▸ Task goal
Write out the records that appear below, verbatim and complete, but without pictures.

[Data excerpts]
# # #
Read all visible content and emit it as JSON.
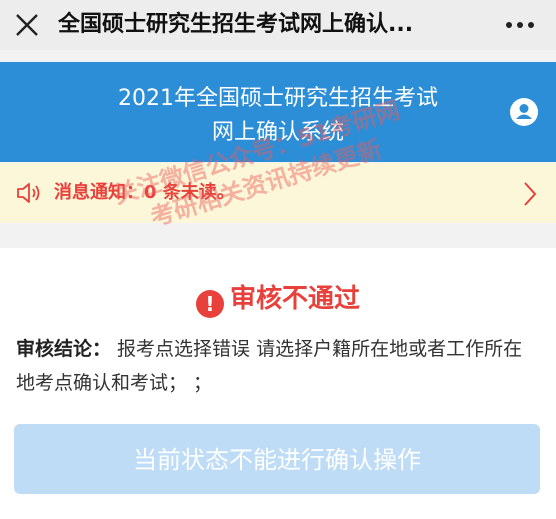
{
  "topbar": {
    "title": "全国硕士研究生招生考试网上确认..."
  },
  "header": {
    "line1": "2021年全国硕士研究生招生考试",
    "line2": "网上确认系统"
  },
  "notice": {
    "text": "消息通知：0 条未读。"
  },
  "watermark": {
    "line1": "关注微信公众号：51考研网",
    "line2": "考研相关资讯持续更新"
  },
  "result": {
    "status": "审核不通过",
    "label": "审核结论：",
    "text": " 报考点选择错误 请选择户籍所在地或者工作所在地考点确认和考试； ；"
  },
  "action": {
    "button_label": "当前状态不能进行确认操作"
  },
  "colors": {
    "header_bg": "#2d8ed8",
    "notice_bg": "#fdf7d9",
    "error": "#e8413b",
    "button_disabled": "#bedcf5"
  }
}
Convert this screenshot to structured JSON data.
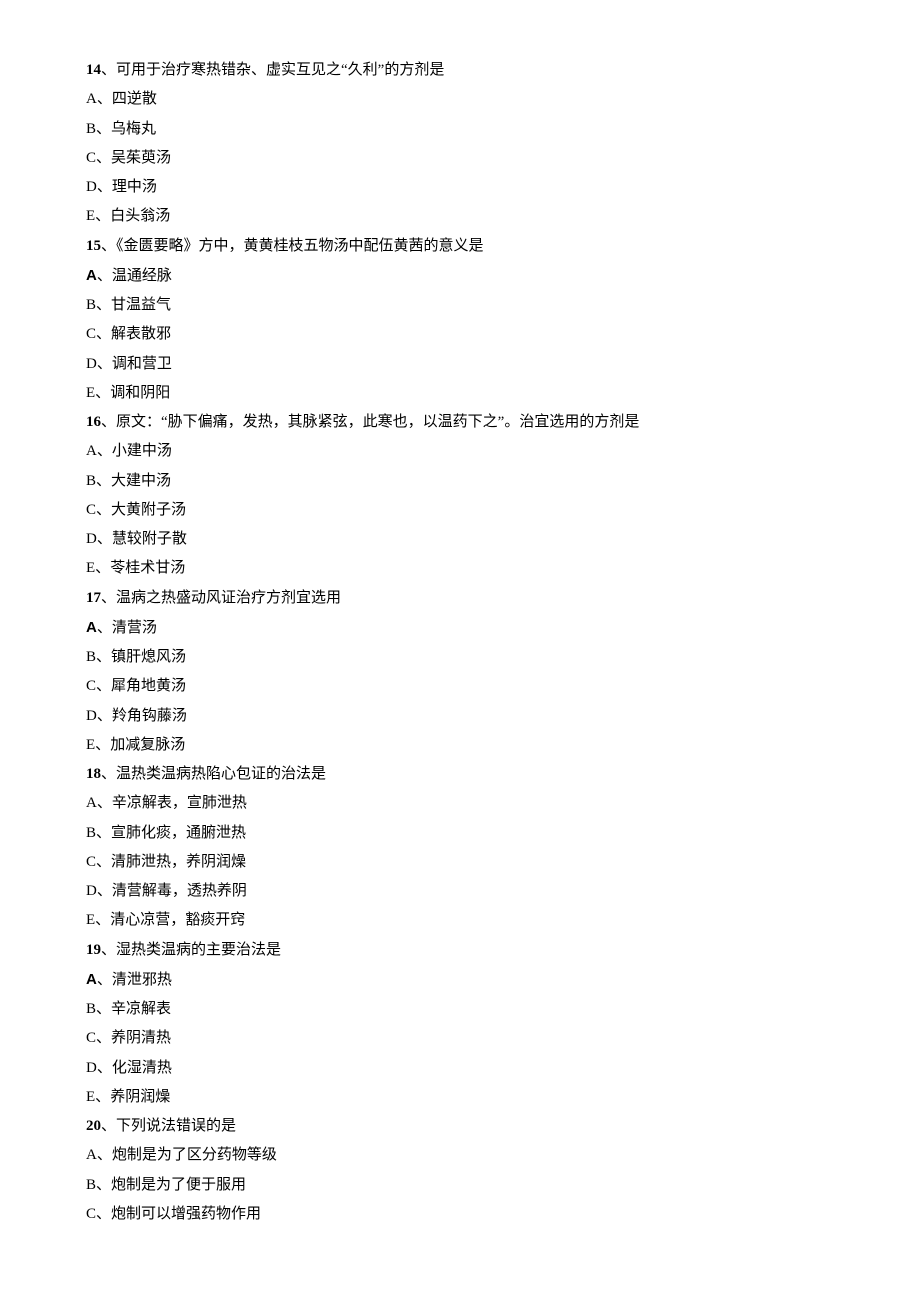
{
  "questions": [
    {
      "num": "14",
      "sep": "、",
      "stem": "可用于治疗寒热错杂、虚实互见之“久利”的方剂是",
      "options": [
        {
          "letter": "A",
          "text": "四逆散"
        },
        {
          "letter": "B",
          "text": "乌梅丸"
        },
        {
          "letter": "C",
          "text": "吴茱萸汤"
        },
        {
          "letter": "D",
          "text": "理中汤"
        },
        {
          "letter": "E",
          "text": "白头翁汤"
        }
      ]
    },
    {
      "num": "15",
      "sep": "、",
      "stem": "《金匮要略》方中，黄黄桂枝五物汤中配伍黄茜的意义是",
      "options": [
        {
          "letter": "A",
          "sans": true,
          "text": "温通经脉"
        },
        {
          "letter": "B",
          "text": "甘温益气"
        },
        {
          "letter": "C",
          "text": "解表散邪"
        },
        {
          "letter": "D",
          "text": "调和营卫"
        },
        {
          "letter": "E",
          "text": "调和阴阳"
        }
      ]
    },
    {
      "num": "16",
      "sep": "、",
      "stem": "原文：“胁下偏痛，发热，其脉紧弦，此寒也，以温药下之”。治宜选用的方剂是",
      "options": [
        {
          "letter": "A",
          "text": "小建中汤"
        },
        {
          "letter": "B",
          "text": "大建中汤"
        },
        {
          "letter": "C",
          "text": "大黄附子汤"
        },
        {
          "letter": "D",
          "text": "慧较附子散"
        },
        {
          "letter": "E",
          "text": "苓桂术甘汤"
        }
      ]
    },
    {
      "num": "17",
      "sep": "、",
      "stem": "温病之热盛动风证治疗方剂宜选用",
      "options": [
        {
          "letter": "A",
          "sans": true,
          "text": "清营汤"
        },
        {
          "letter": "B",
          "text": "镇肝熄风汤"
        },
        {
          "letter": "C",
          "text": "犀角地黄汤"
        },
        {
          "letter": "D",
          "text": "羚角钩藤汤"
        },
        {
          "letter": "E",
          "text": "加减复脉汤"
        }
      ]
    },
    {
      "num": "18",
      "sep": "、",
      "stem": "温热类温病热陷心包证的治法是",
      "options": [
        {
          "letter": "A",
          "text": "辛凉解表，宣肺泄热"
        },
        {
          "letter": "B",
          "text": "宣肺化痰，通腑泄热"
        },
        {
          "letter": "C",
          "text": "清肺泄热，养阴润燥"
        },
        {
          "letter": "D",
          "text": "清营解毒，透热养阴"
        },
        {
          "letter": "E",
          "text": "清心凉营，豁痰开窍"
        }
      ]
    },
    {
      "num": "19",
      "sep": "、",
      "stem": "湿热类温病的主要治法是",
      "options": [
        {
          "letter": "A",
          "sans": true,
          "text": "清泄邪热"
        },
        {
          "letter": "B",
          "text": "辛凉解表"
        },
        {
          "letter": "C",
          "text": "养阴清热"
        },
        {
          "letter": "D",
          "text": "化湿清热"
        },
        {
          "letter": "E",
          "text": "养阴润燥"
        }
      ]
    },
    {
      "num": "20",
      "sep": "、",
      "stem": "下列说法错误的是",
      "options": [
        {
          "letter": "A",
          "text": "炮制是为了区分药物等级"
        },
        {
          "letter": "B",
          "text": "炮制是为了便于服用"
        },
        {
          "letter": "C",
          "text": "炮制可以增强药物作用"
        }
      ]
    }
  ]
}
# # #
▸ Written solution
Read all visible content and emit it as JSON.
{
  "topbar": {
    "title": "全国硕士研究生招生考试网上确认..."
  },
  "header": {
    "line1": "2021年全国硕士研究生招生考试",
    "line2": "网上确认系统"
  },
  "notice": {
    "text": "消息通知：0 条未读。"
  },
  "watermark": {
    "line1": "关注微信公众号：51考研网",
    "line2": "考研相关资讯持续更新"
  },
  "result": {
    "status": "审核不通过",
    "label": "审核结论：",
    "text": " 报考点选择错误 请选择户籍所在地或者工作所在地考点确认和考试； ；"
  },
  "action": {
    "button_label": "当前状态不能进行确认操作"
  },
  "colors": {
    "header_bg": "#2d8ed8",
    "notice_bg": "#fdf7d9",
    "error": "#e8413b",
    "button_disabled": "#bedcf5"
  }
}
Convert this screenshot to structured JSON data.
{
  "questions": [
    {
      "num": "14",
      "sep": "、",
      "stem": "可用于治疗寒热错杂、虚实互见之“久利”的方剂是",
      "options": [
        {
          "letter": "A",
          "text": "四逆散"
        },
        {
          "letter": "B",
          "text": "乌梅丸"
        },
        {
          "letter": "C",
          "text": "吴茱萸汤"
        },
        {
          "letter": "D",
          "text": "理中汤"
        },
        {
          "letter": "E",
          "text": "白头翁汤"
        }
      ]
    },
    {
      "num": "15",
      "sep": "、",
      "stem": "《金匮要略》方中，黄黄桂枝五物汤中配伍黄茜的意义是",
      "options": [
        {
          "letter": "A",
          "sans": true,
          "text": "温通经脉"
        },
        {
          "letter": "B",
          "text": "甘温益气"
        },
        {
          "letter": "C",
          "text": "解表散邪"
        },
        {
          "letter": "D",
          "text": "调和营卫"
        },
        {
          "letter": "E",
          "text": "调和阴阳"
        }
      ]
    },
    {
      "num": "16",
      "sep": "、",
      "stem": "原文：“胁下偏痛，发热，其脉紧弦，此寒也，以温药下之”。治宜选用的方剂是",
      "options": [
        {
          "letter": "A",
          "text": "小建中汤"
        },
        {
          "letter": "B",
          "text": "大建中汤"
        },
        {
          "letter": "C",
          "text": "大黄附子汤"
        },
        {
          "letter": "D",
          "text": "慧较附子散"
        },
        {
          "letter": "E",
          "text": "苓桂术甘汤"
        }
      ]
    },
    {
      "num": "17",
      "sep": "、",
      "stem": "温病之热盛动风证治疗方剂宜选用",
      "options": [
        {
          "letter": "A",
          "sans": true,
          "text": "清营汤"
        },
        {
          "letter": "B",
          "text": "镇肝熄风汤"
        },
        {
          "letter": "C",
          "text": "犀角地黄汤"
        },
        {
          "letter": "D",
          "text": "羚角钩藤汤"
        },
        {
          "letter": "E",
          "text": "加减复脉汤"
        }
      ]
    },
    {
      "num": "18",
      "sep": "、",
      "stem": "温热类温病热陷心包证的治法是",
      "options": [
        {
          "letter": "A",
          "text": "辛凉解表，宣肺泄热"
        },
        {
          "letter": "B",
          "text": "宣肺化痰，通腑泄热"
        },
        {
          "letter": "C",
          "text": "清肺泄热，养阴润燥"
        },
        {
          "letter": "D",
          "text": "清营解毒，透热养阴"
        },
        {
          "letter": "E",
          "text": "清心凉营，豁痰开窍"
        }
      ]
    },
    {
      "num": "19",
      "sep": "、",
      "stem": "湿热类温病的主要治法是",
      "options": [
        {
          "letter": "A",
          "sans": true,
          "text": "清泄邪热"
        },
        {
          "letter": "B",
          "text": "辛凉解表"
        },
        {
          "letter": "C",
          "text": "养阴清热"
        },
        {
          "letter": "D",
          "text": "化湿清热"
        },
        {
          "letter": "E",
          "text": "养阴润燥"
        }
      ]
    },
    {
      "num": "20",
      "sep": "、",
      "stem": "下列说法错误的是",
      "options": [
        {
          "letter": "A",
          "text": "炮制是为了区分药物等级"
        },
        {
          "letter": "B",
          "text": "炮制是为了便于服用"
        },
        {
          "letter": "C",
          "text": "炮制可以增强药物作用"
        }
      ]
    }
  ]
}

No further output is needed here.